Copy out every line of the records where the string "朝花夕拾" occurs.
===== Supplied material =====
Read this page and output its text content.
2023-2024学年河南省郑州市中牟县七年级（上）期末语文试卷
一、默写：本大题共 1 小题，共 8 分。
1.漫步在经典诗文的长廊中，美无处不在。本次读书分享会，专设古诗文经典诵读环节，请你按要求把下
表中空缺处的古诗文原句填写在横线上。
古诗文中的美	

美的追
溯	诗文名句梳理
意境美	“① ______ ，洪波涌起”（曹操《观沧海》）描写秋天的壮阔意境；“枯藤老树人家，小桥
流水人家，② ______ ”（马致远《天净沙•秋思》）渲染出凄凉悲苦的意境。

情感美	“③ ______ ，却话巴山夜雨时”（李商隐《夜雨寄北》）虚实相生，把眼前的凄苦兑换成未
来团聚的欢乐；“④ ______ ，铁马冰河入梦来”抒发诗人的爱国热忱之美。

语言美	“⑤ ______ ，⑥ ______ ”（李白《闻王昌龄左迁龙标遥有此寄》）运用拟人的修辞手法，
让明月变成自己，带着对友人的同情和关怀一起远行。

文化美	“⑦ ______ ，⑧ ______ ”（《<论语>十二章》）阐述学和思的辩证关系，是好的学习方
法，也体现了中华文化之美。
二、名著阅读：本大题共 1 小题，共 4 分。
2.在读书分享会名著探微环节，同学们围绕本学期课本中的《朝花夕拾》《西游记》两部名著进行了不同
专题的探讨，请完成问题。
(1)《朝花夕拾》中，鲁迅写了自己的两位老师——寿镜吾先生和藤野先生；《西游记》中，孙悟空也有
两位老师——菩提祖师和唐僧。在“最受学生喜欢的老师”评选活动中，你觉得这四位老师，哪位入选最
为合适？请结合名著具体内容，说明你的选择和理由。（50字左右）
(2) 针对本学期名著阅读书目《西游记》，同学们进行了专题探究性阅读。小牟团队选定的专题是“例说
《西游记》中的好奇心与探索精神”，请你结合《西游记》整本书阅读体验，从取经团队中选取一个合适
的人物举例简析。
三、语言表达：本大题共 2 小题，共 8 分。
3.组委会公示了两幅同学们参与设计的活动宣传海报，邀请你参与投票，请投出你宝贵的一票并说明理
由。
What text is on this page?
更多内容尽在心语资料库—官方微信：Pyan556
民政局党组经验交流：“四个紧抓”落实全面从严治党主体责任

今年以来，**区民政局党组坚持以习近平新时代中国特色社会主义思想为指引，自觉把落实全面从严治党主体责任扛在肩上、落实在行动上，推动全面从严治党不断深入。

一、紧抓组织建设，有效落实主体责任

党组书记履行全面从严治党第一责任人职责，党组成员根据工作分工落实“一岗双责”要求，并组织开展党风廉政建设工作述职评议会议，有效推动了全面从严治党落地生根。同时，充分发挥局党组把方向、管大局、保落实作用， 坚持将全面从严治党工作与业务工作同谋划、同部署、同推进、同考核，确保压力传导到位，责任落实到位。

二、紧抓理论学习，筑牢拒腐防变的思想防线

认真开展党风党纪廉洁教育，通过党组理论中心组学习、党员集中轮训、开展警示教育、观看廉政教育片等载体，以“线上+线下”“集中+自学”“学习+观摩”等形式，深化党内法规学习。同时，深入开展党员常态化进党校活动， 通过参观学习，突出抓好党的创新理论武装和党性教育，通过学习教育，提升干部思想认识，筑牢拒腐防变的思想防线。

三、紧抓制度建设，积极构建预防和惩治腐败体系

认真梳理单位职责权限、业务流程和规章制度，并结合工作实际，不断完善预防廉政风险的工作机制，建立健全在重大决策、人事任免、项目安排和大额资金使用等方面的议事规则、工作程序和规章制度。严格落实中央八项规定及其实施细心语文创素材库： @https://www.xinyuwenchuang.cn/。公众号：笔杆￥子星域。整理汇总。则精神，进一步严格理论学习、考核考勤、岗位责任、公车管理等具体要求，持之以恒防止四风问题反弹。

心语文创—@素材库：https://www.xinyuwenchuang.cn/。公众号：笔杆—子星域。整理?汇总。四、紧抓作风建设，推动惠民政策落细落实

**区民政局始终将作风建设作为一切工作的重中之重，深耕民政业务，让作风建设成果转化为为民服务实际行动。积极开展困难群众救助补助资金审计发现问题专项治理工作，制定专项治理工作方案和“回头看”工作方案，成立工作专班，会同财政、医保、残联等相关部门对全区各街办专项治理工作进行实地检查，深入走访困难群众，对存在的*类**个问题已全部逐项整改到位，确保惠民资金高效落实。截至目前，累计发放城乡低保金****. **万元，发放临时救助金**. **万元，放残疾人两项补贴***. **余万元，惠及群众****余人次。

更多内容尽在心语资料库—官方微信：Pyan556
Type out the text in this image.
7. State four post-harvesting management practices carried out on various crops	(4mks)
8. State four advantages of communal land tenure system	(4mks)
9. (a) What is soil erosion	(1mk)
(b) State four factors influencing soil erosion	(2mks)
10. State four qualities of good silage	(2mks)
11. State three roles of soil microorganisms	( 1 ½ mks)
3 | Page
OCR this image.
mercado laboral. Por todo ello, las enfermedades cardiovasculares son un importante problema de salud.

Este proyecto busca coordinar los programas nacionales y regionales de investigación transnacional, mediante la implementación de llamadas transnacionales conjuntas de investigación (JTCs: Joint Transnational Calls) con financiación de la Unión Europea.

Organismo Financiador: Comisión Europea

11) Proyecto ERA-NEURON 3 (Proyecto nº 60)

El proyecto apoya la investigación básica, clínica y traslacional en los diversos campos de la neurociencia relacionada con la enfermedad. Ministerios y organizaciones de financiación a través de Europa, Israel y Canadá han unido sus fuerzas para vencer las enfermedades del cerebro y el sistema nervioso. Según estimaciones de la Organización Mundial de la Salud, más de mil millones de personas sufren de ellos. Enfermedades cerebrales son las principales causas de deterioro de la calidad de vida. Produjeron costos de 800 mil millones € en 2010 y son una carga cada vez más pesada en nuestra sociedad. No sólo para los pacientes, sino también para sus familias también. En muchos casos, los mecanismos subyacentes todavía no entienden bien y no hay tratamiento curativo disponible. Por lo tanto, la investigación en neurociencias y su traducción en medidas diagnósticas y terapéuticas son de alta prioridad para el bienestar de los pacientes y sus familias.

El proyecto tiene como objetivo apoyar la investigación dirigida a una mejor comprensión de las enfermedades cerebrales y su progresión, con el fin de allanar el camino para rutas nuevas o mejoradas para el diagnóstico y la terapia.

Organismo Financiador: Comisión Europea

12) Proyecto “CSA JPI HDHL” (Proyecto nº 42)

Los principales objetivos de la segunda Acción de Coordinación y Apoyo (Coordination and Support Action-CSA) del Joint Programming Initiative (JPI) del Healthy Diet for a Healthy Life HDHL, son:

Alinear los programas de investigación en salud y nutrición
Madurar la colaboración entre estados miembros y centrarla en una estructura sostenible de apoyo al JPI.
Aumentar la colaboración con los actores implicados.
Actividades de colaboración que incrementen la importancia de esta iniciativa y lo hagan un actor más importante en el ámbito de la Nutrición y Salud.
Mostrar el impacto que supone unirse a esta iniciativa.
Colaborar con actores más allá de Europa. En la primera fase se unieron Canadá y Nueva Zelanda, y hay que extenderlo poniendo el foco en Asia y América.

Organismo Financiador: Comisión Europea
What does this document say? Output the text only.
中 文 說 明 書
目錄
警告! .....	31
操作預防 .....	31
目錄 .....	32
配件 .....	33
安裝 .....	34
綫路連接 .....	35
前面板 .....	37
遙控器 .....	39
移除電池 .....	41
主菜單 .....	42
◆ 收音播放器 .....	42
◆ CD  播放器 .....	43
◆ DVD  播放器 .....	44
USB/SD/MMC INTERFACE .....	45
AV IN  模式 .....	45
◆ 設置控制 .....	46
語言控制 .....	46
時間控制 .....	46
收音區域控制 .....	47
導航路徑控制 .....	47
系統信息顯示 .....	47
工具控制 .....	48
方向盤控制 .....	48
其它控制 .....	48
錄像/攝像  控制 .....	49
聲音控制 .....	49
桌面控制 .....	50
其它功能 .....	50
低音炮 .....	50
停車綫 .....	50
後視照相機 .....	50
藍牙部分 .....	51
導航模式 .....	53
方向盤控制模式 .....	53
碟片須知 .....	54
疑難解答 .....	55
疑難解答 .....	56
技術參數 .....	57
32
=====
• _Answer to this problem_:
2.在读书分享会名著探微环节，同学们围绕本学期课本中的《朝花夕拾》《西游记》两部名著进行了不同
(1)《朝花夕拾》中，鲁迅写了自己的两位老师——寿镜吾先生和藤野先生；《西游记》中，孙悟空也有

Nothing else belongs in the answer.